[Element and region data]

- - - - -

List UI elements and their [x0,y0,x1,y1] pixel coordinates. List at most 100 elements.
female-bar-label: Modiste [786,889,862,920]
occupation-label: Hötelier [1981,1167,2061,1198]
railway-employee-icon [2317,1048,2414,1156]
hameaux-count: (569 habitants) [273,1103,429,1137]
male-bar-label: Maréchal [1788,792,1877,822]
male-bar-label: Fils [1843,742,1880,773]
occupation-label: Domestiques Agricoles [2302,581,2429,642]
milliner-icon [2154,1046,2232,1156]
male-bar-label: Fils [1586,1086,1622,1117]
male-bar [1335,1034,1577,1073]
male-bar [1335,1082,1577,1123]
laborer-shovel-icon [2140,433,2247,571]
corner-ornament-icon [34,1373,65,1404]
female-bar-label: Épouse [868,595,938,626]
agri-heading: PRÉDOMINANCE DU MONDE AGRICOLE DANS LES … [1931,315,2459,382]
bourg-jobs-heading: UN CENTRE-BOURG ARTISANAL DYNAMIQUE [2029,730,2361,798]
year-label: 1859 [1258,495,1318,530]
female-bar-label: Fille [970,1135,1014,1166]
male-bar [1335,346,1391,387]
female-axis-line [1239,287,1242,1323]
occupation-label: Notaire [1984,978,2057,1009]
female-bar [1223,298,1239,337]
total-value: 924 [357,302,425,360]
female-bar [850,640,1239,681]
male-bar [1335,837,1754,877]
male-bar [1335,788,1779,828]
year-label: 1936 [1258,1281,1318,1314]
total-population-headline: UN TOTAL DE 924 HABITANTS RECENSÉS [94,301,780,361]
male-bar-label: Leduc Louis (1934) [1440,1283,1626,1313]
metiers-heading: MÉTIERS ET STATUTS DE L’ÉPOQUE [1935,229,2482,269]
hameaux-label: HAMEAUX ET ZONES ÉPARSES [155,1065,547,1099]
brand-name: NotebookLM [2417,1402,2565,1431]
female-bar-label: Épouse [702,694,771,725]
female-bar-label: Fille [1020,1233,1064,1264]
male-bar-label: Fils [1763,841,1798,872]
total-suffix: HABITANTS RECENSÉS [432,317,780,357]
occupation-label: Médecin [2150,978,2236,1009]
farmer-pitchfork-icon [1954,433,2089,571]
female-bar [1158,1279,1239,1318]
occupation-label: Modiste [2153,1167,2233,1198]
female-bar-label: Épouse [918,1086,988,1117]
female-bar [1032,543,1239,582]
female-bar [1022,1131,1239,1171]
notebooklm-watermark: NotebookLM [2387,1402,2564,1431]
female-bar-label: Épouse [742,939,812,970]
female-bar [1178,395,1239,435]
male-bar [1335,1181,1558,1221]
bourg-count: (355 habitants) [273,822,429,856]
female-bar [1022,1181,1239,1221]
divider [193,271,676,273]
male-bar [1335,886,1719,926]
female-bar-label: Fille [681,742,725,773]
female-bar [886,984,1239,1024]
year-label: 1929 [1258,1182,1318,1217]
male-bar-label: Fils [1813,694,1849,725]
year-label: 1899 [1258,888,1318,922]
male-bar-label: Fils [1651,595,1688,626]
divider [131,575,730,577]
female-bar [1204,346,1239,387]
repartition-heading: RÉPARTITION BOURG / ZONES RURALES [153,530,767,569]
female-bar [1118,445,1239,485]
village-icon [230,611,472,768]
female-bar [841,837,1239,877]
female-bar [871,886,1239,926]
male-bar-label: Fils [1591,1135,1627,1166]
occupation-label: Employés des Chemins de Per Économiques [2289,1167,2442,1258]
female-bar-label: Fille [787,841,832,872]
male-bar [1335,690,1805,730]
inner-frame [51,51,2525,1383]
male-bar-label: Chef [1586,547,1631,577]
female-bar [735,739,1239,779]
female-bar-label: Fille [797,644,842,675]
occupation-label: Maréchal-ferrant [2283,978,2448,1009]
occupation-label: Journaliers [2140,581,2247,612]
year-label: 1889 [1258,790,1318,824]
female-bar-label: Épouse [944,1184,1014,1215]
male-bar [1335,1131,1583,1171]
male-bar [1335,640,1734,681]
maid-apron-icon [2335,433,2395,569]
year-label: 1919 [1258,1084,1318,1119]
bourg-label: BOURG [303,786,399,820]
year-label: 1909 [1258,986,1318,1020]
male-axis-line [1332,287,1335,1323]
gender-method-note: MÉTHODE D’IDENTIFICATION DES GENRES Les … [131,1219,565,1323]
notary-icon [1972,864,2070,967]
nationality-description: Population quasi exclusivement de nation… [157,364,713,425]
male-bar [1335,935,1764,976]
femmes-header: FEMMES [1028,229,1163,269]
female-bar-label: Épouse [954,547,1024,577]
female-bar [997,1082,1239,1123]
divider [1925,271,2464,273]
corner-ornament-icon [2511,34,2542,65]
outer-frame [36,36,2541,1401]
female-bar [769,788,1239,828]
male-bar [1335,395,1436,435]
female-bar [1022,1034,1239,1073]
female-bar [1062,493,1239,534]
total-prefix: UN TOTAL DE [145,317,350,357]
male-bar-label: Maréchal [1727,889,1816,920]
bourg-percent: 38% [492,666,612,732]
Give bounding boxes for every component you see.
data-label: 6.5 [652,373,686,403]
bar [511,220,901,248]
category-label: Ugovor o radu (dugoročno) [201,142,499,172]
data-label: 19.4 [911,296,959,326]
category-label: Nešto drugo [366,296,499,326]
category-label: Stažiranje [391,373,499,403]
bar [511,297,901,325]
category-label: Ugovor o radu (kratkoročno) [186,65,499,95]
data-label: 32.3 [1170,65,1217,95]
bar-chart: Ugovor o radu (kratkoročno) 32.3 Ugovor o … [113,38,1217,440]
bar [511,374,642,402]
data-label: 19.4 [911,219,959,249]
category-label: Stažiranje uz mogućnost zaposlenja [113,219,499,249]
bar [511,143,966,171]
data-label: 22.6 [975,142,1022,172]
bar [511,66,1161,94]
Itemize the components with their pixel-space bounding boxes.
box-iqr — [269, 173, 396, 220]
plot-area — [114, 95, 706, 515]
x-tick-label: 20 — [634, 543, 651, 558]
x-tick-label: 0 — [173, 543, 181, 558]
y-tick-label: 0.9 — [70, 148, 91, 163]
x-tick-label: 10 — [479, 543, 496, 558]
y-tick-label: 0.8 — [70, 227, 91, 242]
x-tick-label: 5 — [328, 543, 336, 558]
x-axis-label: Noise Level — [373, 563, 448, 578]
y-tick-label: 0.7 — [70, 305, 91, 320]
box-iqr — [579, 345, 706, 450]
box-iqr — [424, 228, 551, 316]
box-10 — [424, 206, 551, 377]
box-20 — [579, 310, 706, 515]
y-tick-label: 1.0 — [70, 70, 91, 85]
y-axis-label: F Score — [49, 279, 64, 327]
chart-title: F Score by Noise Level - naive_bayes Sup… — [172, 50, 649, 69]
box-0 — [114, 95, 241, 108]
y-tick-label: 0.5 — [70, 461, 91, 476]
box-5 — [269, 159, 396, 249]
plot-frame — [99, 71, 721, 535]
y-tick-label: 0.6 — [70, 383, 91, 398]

- - - - -

▶ [Job] Please lay out the lines above as a numbered list, leaving out any blank lines.

▶ [Problem solution]
1. List UI elements and their [x0,y0,x1,y1] pixel coordinates. List at most 100 elements.
2. female-bar-label: Modiste [786,889,862,920]
3. occupation-label: Hötelier [1981,1167,2061,1198]
4. railway-employee-icon [2317,1048,2414,1156]
5. hameaux-count: (569 habitants) [273,1103,429,1137]
6. male-bar-label: Maréchal [1788,792,1877,822]
7. male-bar-label: Fils [1843,742,1880,773]
8. occupation-label: Domestiques Agricoles [2302,581,2429,642]
9. milliner-icon [2154,1046,2232,1156]
10. male-bar-label: Fils [1586,1086,1622,1117]
11. male-bar [1335,1034,1577,1073]
12. male-bar [1335,1082,1577,1123]
13. laborer-shovel-icon [2140,433,2247,571]
14. corner-ornament-icon [34,1373,65,1404]
15. female-bar-label: Épouse [868,595,938,626]
16. agri-heading: PRÉDOMINANCE DU MONDE AGRICOLE DANS LES … [1931,315,2459,382]
17. bourg-jobs-heading: UN CENTRE-BOURG ARTISANAL DYNAMIQUE [2029,730,2361,798]
18. year-label: 1859 [1258,495,1318,530]
19. female-bar-label: Fille [970,1135,1014,1166]
20. male-bar [1335,346,1391,387]
21. female-axis-line [1239,287,1242,1323]
22. occupation-label: Notaire [1984,978,2057,1009]
23. female-bar [1223,298,1239,337]
24. total-value: 924 [357,302,425,360]
25. female-bar [850,640,1239,681]
26. male-bar [1335,837,1754,877]
27. male-bar [1335,788,1779,828]
28. year-label: 1936 [1258,1281,1318,1314]
29. total-population-headline: UN TOTAL DE 924 HABITANTS RECENSÉS [94,301,780,361]
30. male-bar-label: Leduc Louis (1934) [1440,1283,1626,1313]
31. metiers-heading: MÉTIERS ET STATUTS DE L’ÉPOQUE [1935,229,2482,269]
32. hameaux-label: HAMEAUX ET ZONES ÉPARSES [155,1065,547,1099]
33. brand-name: NotebookLM [2417,1402,2565,1431]
34. female-bar-label: Épouse [702,694,771,725]
35. female-bar-label: Fille [1020,1233,1064,1264]
36. male-bar-label: Fils [1763,841,1798,872]
37. total-suffix: HABITANTS RECENSÉS [432,317,780,357]
38. occupation-label: Médecin [2150,978,2236,1009]
39. farmer-pitchfork-icon [1954,433,2089,571]
40. female-bar [1158,1279,1239,1318]
41. occupation-label: Modiste [2153,1167,2233,1198]
42. female-bar-label: Épouse [918,1086,988,1117]
43. female-bar [1032,543,1239,582]
44. female-bar [1022,1131,1239,1171]
45. notebooklm-watermark: NotebookLM [2387,1402,2564,1431]
46. female-bar-label: Épouse [742,939,812,970]
47. female-bar [1178,395,1239,435]
48. male-bar [1335,1181,1558,1221]
49. bourg-count: (355 habitants) [273,822,429,856]
50. female-bar [1022,1181,1239,1221]
51. divider [193,271,676,273]
52. male-bar [1335,886,1719,926]
53. female-bar-label: Fille [681,742,725,773]
54. female-bar [886,984,1239,1024]
55. year-label: 1929 [1258,1182,1318,1217]
56. male-bar-label: Fils [1813,694,1849,725]
57. year-label: 1899 [1258,888,1318,922]
58. male-bar-label: Fils [1651,595,1688,626]
59. divider [131,575,730,577]
60. female-bar [1204,346,1239,387]
61. repartition-heading: RÉPARTITION BOURG / ZONES RURALES [153,530,767,569]
62. female-bar [1118,445,1239,485]
63. village-icon [230,611,472,768]
64. female-bar [841,837,1239,877]
65. female-bar [871,886,1239,926]
66. male-bar-label: Fils [1591,1135,1627,1166]
67. occupation-label: Employés des Chemins de Per Économiques [2289,1167,2442,1258]
68. female-bar-label: Fille [787,841,832,872]
69. male-bar [1335,690,1805,730]
70. inner-frame [51,51,2525,1383]
71. male-bar-label: Chef [1586,547,1631,577]
72. female-bar [735,739,1239,779]
73. female-bar-label: Fille [797,644,842,675]
74. occupation-label: Maréchal-ferrant [2283,978,2448,1009]
75. occupation-label: Journaliers [2140,581,2247,612]
76. year-label: 1889 [1258,790,1318,824]
77. female-bar-label: Épouse [944,1184,1014,1215]
78. male-bar [1335,1131,1583,1171]
79. male-bar [1335,640,1734,681]
80. maid-apron-icon [2335,433,2395,569]
81. year-label: 1919 [1258,1084,1318,1119]
82. bourg-label: BOURG [303,786,399,820]
83. year-label: 1909 [1258,986,1318,1020]
84. male-axis-line [1332,287,1335,1323]
85. gender-method-note: MÉTHODE D’IDENTIFICATION DES GENRES Les … [131,1219,565,1323]
86. notary-icon [1972,864,2070,967]
87. nationality-description: Population quasi exclusivement de nation… [157,364,713,425]
88. male-bar [1335,935,1764,976]
89. femmes-header: FEMMES [1028,229,1163,269]
90. female-bar-label: Épouse [954,547,1024,577]
91. female-bar [997,1082,1239,1123]
92. divider [1925,271,2464,273]
93. corner-ornament-icon [2511,34,2542,65]
94. outer-frame [36,36,2541,1401]
95. female-bar [769,788,1239,828]
96. male-bar [1335,395,1436,435]
97. female-bar [1022,1034,1239,1073]
98. female-bar [1062,493,1239,534]
99. total-prefix: UN TOTAL DE [145,317,350,357]
100. male-bar-label: Maréchal [1727,889,1816,920]
101. bourg-percent: 38% [492,666,612,732]
102. Give bounding boxes for every component you see.
103. data-label: 6.5 [652,373,686,403]
104. bar [511,220,901,248]
105. category-label: Ugovor o radu (dugoročno) [201,142,499,172]
106. data-label: 19.4 [911,296,959,326]
107. category-label: Nešto drugo [366,296,499,326]
108. category-label: Stažiranje [391,373,499,403]
109. bar [511,297,901,325]
110. category-label: Ugovor o radu (kratkoročno) [186,65,499,95]
111. data-label: 32.3 [1170,65,1217,95]
112. bar-chart: Ugovor o radu (kratkoročno) 32.3 Ugovor o … [113,38,1217,440]
113. bar [511,374,642,402]
114. data-label: 19.4 [911,219,959,249]
115. category-label: Stažiranje uz mogućnost zaposlenja [113,219,499,249]
116. bar [511,143,966,171]
117. data-label: 22.6 [975,142,1022,172]
118. bar [511,66,1161,94]
119. Itemize the components with their pixel-space bounding boxes.
120. box-iqr — [269, 173, 396, 220]
121. plot-area — [114, 95, 706, 515]
122. x-tick-label: 20 — [634, 543, 651, 558]
123. x-tick-label: 0 — [173, 543, 181, 558]
124. y-tick-label: 0.9 — [70, 148, 91, 163]
125. x-tick-label: 10 — [479, 543, 496, 558]
126. y-tick-label: 0.8 — [70, 227, 91, 242]
127. x-tick-label: 5 — [328, 543, 336, 558]
128. x-axis-label: Noise Level — [373, 563, 448, 578]
129. y-tick-label: 0.7 — [70, 305, 91, 320]
130. box-iqr — [579, 345, 706, 450]
131. box-iqr — [424, 228, 551, 316]
132. box-10 — [424, 206, 551, 377]
133. box-20 — [579, 310, 706, 515]
134. y-tick-label: 1.0 — [70, 70, 91, 85]
135. y-axis-label: F Score — [49, 279, 64, 327]
136. chart-title: F Score by Noise Level - naive_bayes Sup… — [172, 50, 649, 69]
137. box-0 — [114, 95, 241, 108]
138. y-tick-label: 0.5 — [70, 461, 91, 476]
139. box-5 — [269, 159, 396, 249]
140. plot-frame — [99, 71, 721, 535]
141. y-tick-label: 0.6 — [70, 383, 91, 398]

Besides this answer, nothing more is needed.